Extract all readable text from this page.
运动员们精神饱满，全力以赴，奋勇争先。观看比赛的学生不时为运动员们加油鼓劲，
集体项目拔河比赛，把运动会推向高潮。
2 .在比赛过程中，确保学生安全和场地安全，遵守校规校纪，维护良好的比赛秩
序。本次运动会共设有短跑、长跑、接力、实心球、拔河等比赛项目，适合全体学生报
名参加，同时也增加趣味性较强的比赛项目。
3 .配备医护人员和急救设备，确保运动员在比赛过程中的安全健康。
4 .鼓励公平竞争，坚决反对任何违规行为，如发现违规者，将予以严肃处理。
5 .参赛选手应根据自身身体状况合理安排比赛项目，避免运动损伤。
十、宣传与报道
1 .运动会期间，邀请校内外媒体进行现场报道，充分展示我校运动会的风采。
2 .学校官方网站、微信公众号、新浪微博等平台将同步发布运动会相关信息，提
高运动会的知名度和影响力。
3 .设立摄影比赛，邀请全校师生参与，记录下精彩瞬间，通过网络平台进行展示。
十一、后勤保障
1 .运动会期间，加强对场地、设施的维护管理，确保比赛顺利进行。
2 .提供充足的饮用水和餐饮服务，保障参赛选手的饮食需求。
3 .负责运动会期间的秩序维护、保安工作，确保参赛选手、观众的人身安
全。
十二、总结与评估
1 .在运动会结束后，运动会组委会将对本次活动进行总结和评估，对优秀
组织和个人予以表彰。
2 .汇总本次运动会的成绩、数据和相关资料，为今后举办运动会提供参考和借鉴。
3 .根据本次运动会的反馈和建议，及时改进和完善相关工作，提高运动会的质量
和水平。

▶ EXERCISE TASK
Reproduce the records word for word.

▶ SOLVED EXERCISE
Extract all readable text from this page.
运动员们精神饱满，全力以赴，奋勇争先。观看比赛的学生不时为运动员们加油鼓劲，
集体项目拔河比赛，把运动会推向高潮。
2 .在比赛过程中，确保学生安全和场地安全，遵守校规校纪，维护良好的比赛秩
序。本次运动会共设有短跑、长跑、接力、实心球、拔河等比赛项目，适合全体学生报
名参加，同时也增加趣味性较强的比赛项目。
3 .配备医护人员和急救设备，确保运动员在比赛过程中的安全健康。
4 .鼓励公平竞争，坚决反对任何违规行为，如发现违规者，将予以严肃处理。
5 .参赛选手应根据自身身体状况合理安排比赛项目，避免运动损伤。
十、宣传与报道
1 .运动会期间，邀请校内外媒体进行现场报道，充分展示我校运动会的风采。
2 .学校官方网站、微信公众号、新浪微博等平台将同步发布运动会相关信息，提
高运动会的知名度和影响力。
3 .设立摄影比赛，邀请全校师生参与，记录下精彩瞬间，通过网络平台进行展示。
十一、后勤保障
1 .运动会期间，加强对场地、设施的维护管理，确保比赛顺利进行。
2 .提供充足的饮用水和餐饮服务，保障参赛选手的饮食需求。
3 .负责运动会期间的秩序维护、保安工作，确保参赛选手、观众的人身安
全。
十二、总结与评估
1 .在运动会结束后，运动会组委会将对本次活动进行总结和评估，对优秀
组织和个人予以表彰。
2 .汇总本次运动会的成绩、数据和相关资料，为今后举办运动会提供参考和借鉴。
3 .根据本次运动会的反馈和建议，及时改进和完善相关工作，提高运动会的质量
和水平。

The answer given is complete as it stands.